Repeat the records below exactly, leaving out every picture.

Stored data entries:
* * * * * * * * *

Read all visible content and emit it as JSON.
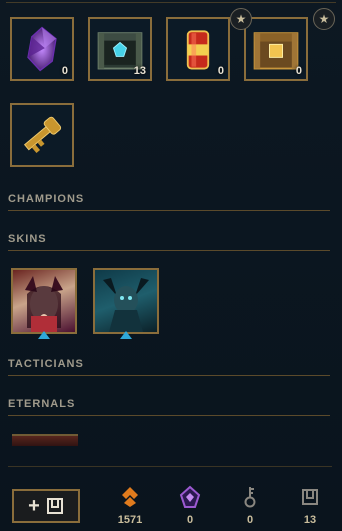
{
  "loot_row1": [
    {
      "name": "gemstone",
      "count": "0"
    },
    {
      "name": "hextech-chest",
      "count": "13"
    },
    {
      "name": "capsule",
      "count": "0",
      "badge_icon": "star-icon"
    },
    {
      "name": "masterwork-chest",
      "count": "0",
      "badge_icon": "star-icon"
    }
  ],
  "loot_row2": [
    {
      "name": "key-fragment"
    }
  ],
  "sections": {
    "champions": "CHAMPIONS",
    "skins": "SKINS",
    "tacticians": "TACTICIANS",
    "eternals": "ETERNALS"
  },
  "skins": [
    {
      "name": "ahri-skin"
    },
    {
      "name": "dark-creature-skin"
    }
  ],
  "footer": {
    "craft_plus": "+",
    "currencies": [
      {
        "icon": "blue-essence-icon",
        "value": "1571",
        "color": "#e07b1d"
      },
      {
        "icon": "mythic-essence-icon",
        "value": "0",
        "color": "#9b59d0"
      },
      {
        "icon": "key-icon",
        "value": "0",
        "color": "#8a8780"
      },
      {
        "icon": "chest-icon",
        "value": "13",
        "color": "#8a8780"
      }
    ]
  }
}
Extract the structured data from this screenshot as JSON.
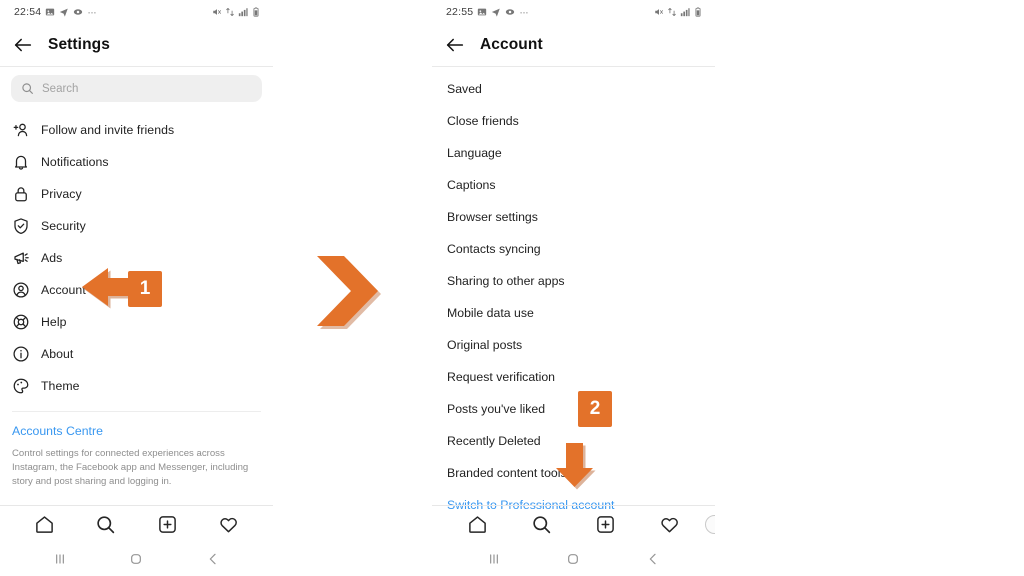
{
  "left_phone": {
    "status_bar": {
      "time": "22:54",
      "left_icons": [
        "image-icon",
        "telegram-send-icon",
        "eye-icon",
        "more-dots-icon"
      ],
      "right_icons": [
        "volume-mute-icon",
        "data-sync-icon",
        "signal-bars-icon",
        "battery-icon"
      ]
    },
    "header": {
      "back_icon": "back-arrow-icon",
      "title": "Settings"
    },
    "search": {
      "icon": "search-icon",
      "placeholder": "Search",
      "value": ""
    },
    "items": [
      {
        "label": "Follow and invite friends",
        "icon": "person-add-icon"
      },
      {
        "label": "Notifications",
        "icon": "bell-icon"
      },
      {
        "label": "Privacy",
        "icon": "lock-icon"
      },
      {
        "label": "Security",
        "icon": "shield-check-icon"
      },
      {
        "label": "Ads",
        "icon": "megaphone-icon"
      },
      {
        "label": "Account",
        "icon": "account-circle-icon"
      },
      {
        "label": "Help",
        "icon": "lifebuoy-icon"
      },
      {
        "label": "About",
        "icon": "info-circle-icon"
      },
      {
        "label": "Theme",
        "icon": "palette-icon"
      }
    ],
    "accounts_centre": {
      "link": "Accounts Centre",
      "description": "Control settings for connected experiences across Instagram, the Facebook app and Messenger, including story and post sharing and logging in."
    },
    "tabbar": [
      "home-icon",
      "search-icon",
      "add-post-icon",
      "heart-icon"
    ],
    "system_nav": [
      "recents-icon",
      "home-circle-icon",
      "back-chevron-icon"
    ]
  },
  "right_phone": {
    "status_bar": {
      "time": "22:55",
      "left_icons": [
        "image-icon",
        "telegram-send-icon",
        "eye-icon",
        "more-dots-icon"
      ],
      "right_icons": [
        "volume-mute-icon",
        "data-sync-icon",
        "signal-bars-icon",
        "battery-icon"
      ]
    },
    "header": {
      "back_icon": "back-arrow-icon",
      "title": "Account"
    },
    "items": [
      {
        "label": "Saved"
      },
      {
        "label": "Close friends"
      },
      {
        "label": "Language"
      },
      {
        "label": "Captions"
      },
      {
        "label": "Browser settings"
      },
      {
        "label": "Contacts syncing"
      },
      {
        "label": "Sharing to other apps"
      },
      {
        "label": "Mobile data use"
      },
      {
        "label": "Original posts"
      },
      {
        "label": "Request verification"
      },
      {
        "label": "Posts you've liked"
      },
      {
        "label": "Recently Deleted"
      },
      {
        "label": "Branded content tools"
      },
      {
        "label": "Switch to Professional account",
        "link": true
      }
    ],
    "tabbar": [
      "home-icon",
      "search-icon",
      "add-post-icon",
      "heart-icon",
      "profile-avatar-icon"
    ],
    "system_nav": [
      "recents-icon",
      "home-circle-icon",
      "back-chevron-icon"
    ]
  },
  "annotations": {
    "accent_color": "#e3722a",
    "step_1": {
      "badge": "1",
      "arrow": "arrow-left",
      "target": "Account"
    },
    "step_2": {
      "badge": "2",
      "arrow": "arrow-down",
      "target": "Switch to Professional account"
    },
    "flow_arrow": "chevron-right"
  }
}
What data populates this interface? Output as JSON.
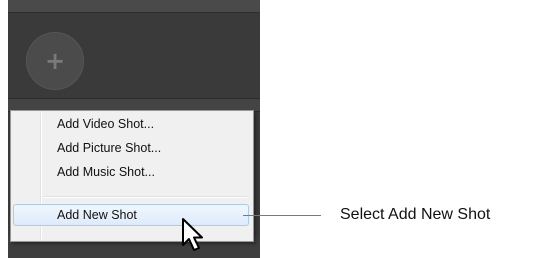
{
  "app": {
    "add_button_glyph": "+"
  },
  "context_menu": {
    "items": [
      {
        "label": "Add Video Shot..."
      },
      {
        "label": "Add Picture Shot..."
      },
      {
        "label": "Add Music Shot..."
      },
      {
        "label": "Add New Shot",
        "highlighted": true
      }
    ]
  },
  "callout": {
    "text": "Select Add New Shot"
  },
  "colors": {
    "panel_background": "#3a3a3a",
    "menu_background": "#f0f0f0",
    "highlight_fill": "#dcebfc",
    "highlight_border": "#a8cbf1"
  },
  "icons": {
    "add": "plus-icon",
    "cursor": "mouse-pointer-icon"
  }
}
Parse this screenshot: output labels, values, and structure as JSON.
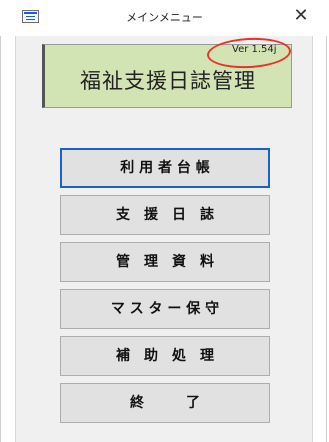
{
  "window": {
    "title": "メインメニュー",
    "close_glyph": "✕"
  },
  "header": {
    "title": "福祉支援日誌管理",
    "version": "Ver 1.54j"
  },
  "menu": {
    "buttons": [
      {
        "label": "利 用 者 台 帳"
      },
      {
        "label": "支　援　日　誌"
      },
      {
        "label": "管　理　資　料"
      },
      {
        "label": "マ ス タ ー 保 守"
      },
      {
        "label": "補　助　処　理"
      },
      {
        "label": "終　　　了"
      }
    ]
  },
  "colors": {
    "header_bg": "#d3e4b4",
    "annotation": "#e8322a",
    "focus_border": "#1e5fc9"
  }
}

* * * * * * * * *

**OUTPUT BELOW:**
Read all visible content and emit it as JSON.
{
  "loot_row1": [
    {
      "name": "gemstone",
      "count": "0"
    },
    {
      "name": "hextech-chest",
      "count": "13"
    },
    {
      "name": "capsule",
      "count": "0",
      "badge_icon": "star-icon"
    },
    {
      "name": "masterwork-chest",
      "count": "0",
      "badge_icon": "star-icon"
    }
  ],
  "loot_row2": [
    {
      "name": "key-fragment"
    }
  ],
  "sections": {
    "champions": "CHAMPIONS",
    "skins": "SKINS",
    "tacticians": "TACTICIANS",
    "eternals": "ETERNALS"
  },
  "skins": [
    {
      "name": "ahri-skin"
    },
    {
      "name": "dark-creature-skin"
    }
  ],
  "footer": {
    "craft_plus": "+",
    "currencies": [
      {
        "icon": "blue-essence-icon",
        "value": "1571",
        "color": "#e07b1d"
      },
      {
        "icon": "mythic-essence-icon",
        "value": "0",
        "color": "#9b59d0"
      },
      {
        "icon": "key-icon",
        "value": "0",
        "color": "#8a8780"
      },
      {
        "icon": "chest-icon",
        "value": "13",
        "color": "#8a8780"
      }
    ]
  }
}
Extract the structured data from this screenshot as JSON.
{
  "left_phone": {
    "status_bar": {
      "time": "22:54",
      "left_icons": [
        "image-icon",
        "telegram-send-icon",
        "eye-icon",
        "more-dots-icon"
      ],
      "right_icons": [
        "volume-mute-icon",
        "data-sync-icon",
        "signal-bars-icon",
        "battery-icon"
      ]
    },
    "header": {
      "back_icon": "back-arrow-icon",
      "title": "Settings"
    },
    "search": {
      "icon": "search-icon",
      "placeholder": "Search",
      "value": ""
    },
    "items": [
      {
        "label": "Follow and invite friends",
        "icon": "person-add-icon"
      },
      {
        "label": "Notifications",
        "icon": "bell-icon"
      },
      {
        "label": "Privacy",
        "icon": "lock-icon"
      },
      {
        "label": "Security",
        "icon": "shield-check-icon"
      },
      {
        "label": "Ads",
        "icon": "megaphone-icon"
      },
      {
        "label": "Account",
        "icon": "account-circle-icon"
      },
      {
        "label": "Help",
        "icon": "lifebuoy-icon"
      },
      {
        "label": "About",
        "icon": "info-circle-icon"
      },
      {
        "label": "Theme",
        "icon": "palette-icon"
      }
    ],
    "accounts_centre": {
      "link": "Accounts Centre",
      "description": "Control settings for connected experiences across Instagram, the Facebook app and Messenger, including story and post sharing and logging in."
    },
    "tabbar": [
      "home-icon",
      "search-icon",
      "add-post-icon",
      "heart-icon"
    ],
    "system_nav": [
      "recents-icon",
      "home-circle-icon",
      "back-chevron-icon"
    ]
  },
  "right_phone": {
    "status_bar": {
      "time": "22:55",
      "left_icons": [
        "image-icon",
        "telegram-send-icon",
        "eye-icon",
        "more-dots-icon"
      ],
      "right_icons": [
        "volume-mute-icon",
        "data-sync-icon",
        "signal-bars-icon",
        "battery-icon"
      ]
    },
    "header": {
      "back_icon": "back-arrow-icon",
      "title": "Account"
    },
    "items": [
      {
        "label": "Saved"
      },
      {
        "label": "Close friends"
      },
      {
        "label": "Language"
      },
      {
        "label": "Captions"
      },
      {
        "label": "Browser settings"
      },
      {
        "label": "Contacts syncing"
      },
      {
        "label": "Sharing to other apps"
      },
      {
        "label": "Mobile data use"
      },
      {
        "label": "Original posts"
      },
      {
        "label": "Request verification"
      },
      {
        "label": "Posts you've liked"
      },
      {
        "label": "Recently Deleted"
      },
      {
        "label": "Branded content tools"
      },
      {
        "label": "Switch to Professional account",
        "link": true
      }
    ],
    "tabbar": [
      "home-icon",
      "search-icon",
      "add-post-icon",
      "heart-icon",
      "profile-avatar-icon"
    ],
    "system_nav": [
      "recents-icon",
      "home-circle-icon",
      "back-chevron-icon"
    ]
  },
  "annotations": {
    "accent_color": "#e3722a",
    "step_1": {
      "badge": "1",
      "arrow": "arrow-left",
      "target": "Account"
    },
    "step_2": {
      "badge": "2",
      "arrow": "arrow-down",
      "target": "Switch to Professional account"
    },
    "flow_arrow": "chevron-right"
  }
}
What data populates this interface? Output as JSON.
{
  "app": {
    "add_button_glyph": "+"
  },
  "context_menu": {
    "items": [
      {
        "label": "Add Video Shot..."
      },
      {
        "label": "Add Picture Shot..."
      },
      {
        "label": "Add Music Shot..."
      },
      {
        "label": "Add New Shot",
        "highlighted": true
      }
    ]
  },
  "callout": {
    "text": "Select Add New Shot"
  },
  "colors": {
    "panel_background": "#3a3a3a",
    "menu_background": "#f0f0f0",
    "highlight_fill": "#dcebfc",
    "highlight_border": "#a8cbf1"
  },
  "icons": {
    "add": "plus-icon",
    "cursor": "mouse-pointer-icon"
  }
}
Parse this screenshot: output labels, values, and structure as JSON.
{
  "window": {
    "title": "メインメニュー",
    "close_glyph": "✕"
  },
  "header": {
    "title": "福祉支援日誌管理",
    "version": "Ver 1.54j"
  },
  "menu": {
    "buttons": [
      {
        "label": "利 用 者 台 帳"
      },
      {
        "label": "支　援　日　誌"
      },
      {
        "label": "管　理　資　料"
      },
      {
        "label": "マ ス タ ー 保 守"
      },
      {
        "label": "補　助　処　理"
      },
      {
        "label": "終　　　了"
      }
    ]
  },
  "colors": {
    "header_bg": "#d3e4b4",
    "annotation": "#e8322a",
    "focus_border": "#1e5fc9"
  }
}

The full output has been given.